::: MATERIAL FOR THIS TASK

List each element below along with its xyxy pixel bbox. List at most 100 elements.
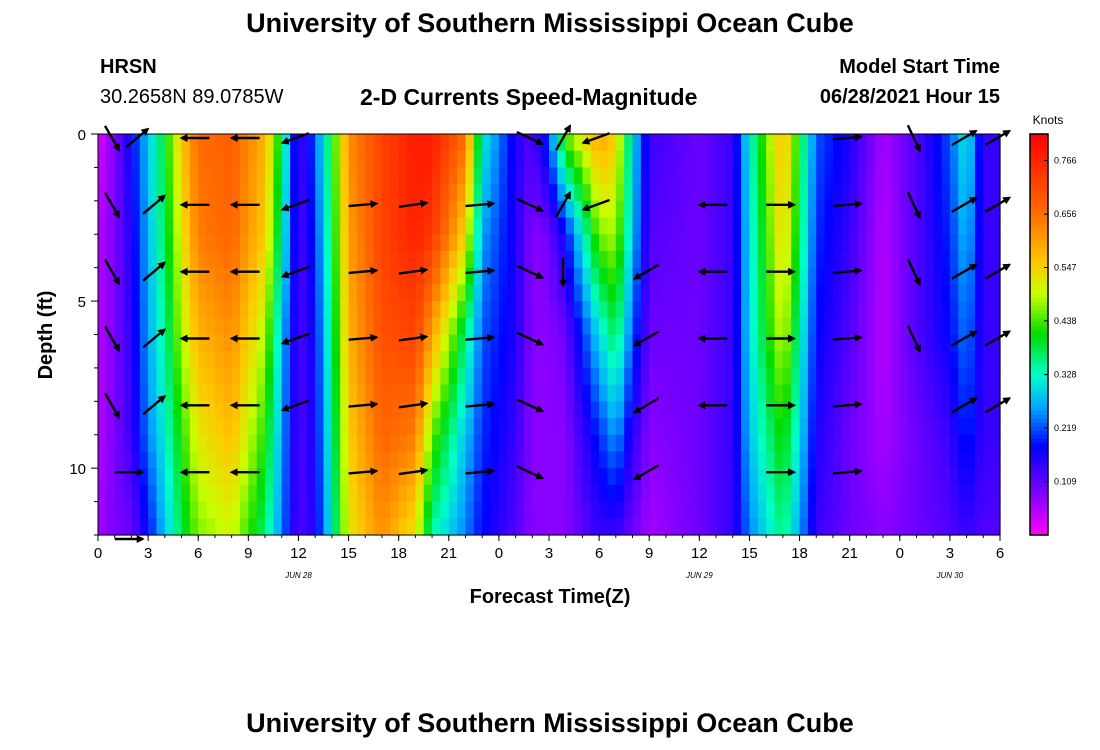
heatmap-cell: [682, 167, 692, 185]
heatmap-cell: [432, 167, 442, 185]
heatmap-cell: [841, 250, 851, 269]
heatmap-cell: [139, 167, 149, 185]
heatmap-cell: [974, 134, 984, 152]
heatmap-cell: [682, 200, 692, 219]
heatmap-cell: [515, 150, 525, 169]
heatmap-cell: [348, 134, 358, 152]
current-vector: [398, 400, 429, 409]
colorbar-swatch: [1030, 306, 1048, 312]
heatmap-cell: [173, 134, 183, 152]
heatmap-cell: [139, 518, 149, 536]
heatmap-cell: [156, 418, 166, 436]
heatmap-cell: [916, 501, 926, 519]
heatmap-cell: [916, 317, 926, 336]
colorbar-swatch: [1030, 154, 1048, 159]
heatmap-cell: [331, 384, 341, 402]
heatmap-cell: [682, 418, 692, 436]
heatmap-cell: [198, 384, 208, 402]
heatmap-cell: [373, 518, 383, 536]
heatmap-cell: [315, 217, 325, 235]
heatmap-cell: [131, 284, 141, 302]
heatmap-cell: [941, 468, 951, 486]
heatmap-cell: [189, 167, 199, 185]
heatmap-cell: [398, 267, 408, 285]
heatmap-cell: [465, 250, 475, 269]
heatmap-cell: [214, 200, 224, 219]
heatmap-cell: [858, 217, 867, 235]
heatmap-cell: [966, 468, 976, 486]
heatmap-cell: [298, 367, 308, 386]
heatmap-cell: [532, 384, 542, 402]
heatmap-cell: [774, 501, 784, 519]
colorbar-swatch: [1030, 514, 1048, 520]
heatmap-cell: [816, 200, 826, 219]
heatmap-cell: [949, 451, 959, 469]
heatmap-cell: [114, 234, 124, 252]
heatmap-cell: [323, 501, 333, 519]
heatmap-cell: [607, 434, 617, 453]
heatmap-cell: [131, 484, 141, 503]
heatmap-cell: [156, 284, 166, 302]
heatmap-cell: [674, 468, 684, 486]
heatmap-cell: [766, 351, 776, 369]
heatmap-cell: [98, 518, 107, 536]
heatmap-cell: [891, 418, 901, 436]
heatmap-cell: [390, 301, 400, 319]
heatmap-cell: [523, 451, 533, 469]
heatmap-cell: [849, 150, 859, 169]
heatmap-cell: [741, 501, 751, 519]
heatmap-cell: [348, 351, 358, 369]
heatmap-cell: [682, 134, 692, 152]
heatmap-cell: [390, 334, 400, 352]
heatmap-cell: [791, 284, 801, 302]
heatmap-cell: [457, 351, 467, 369]
heatmap-cell: [607, 150, 617, 169]
heatmap-cell: [148, 150, 158, 169]
heatmap-cell: [791, 518, 801, 536]
heatmap-cell: [156, 301, 166, 319]
heatmap-cell: [490, 384, 500, 402]
current-vector: [632, 330, 660, 347]
x-tick-label: 21: [440, 545, 457, 562]
heatmap-cell: [716, 418, 725, 436]
heatmap-cell: [916, 484, 926, 503]
heatmap-cell: [540, 217, 550, 235]
heatmap-cell: [832, 234, 842, 252]
heatmap-cell: [924, 267, 934, 285]
heatmap-cell: [615, 451, 625, 469]
heatmap-cell: [131, 518, 141, 536]
heatmap-cell: [849, 334, 859, 352]
heatmap-cell: [164, 484, 174, 503]
heatmap-cell: [941, 484, 951, 503]
heatmap-cell: [582, 184, 592, 202]
heatmap-cell: [615, 217, 625, 235]
heatmap-cell: [198, 267, 208, 285]
heatmap-cell: [432, 267, 442, 285]
heatmap-cell: [640, 217, 650, 235]
heatmap-cell: [465, 334, 475, 352]
heatmap-cell: [824, 167, 834, 185]
heatmap-cell: [849, 418, 859, 436]
heatmap-cell: [582, 167, 592, 185]
heatmap-cell: [824, 351, 834, 369]
heatmap-cell: [148, 434, 158, 453]
heatmap-cell: [223, 301, 233, 319]
heatmap-cell: [340, 451, 350, 469]
heatmap-cell: [682, 384, 692, 402]
heatmap-cell: [365, 134, 375, 152]
heatmap-cell: [239, 234, 249, 252]
heatmap-cell: [306, 250, 316, 269]
heatmap-cell: [398, 484, 408, 503]
heatmap-cell: [699, 284, 709, 302]
heatmap-cell: [749, 518, 759, 536]
heatmap-cell: [498, 418, 508, 436]
colorbar-swatch: [1030, 346, 1048, 352]
heatmap-cell: [891, 150, 901, 169]
heatmap-cell: [624, 384, 634, 402]
heatmap-cell: [816, 301, 826, 319]
heatmap-cell: [206, 434, 216, 453]
heatmap-cell: [448, 418, 458, 436]
colorbar-swatch: [1030, 286, 1048, 291]
heatmap-cell: [131, 217, 141, 235]
heatmap-cell: [156, 434, 166, 453]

::::::

### YOUR GOAL
Copy character for character the stretch of the records from the line containing "heatmap-cell: [682, 167, 692, 185]" through the line containing "heatmap-cell: [916, 501, 926, 519]", including both of those lines.

### ANSWER TO THE TASK
heatmap-cell: [682, 167, 692, 185]
heatmap-cell: [432, 167, 442, 185]
heatmap-cell: [841, 250, 851, 269]
heatmap-cell: [139, 167, 149, 185]
heatmap-cell: [974, 134, 984, 152]
heatmap-cell: [682, 200, 692, 219]
heatmap-cell: [515, 150, 525, 169]
heatmap-cell: [348, 134, 358, 152]
current-vector: [398, 400, 429, 409]
colorbar-swatch: [1030, 306, 1048, 312]
heatmap-cell: [173, 134, 183, 152]
heatmap-cell: [139, 518, 149, 536]
heatmap-cell: [156, 418, 166, 436]
heatmap-cell: [916, 501, 926, 519]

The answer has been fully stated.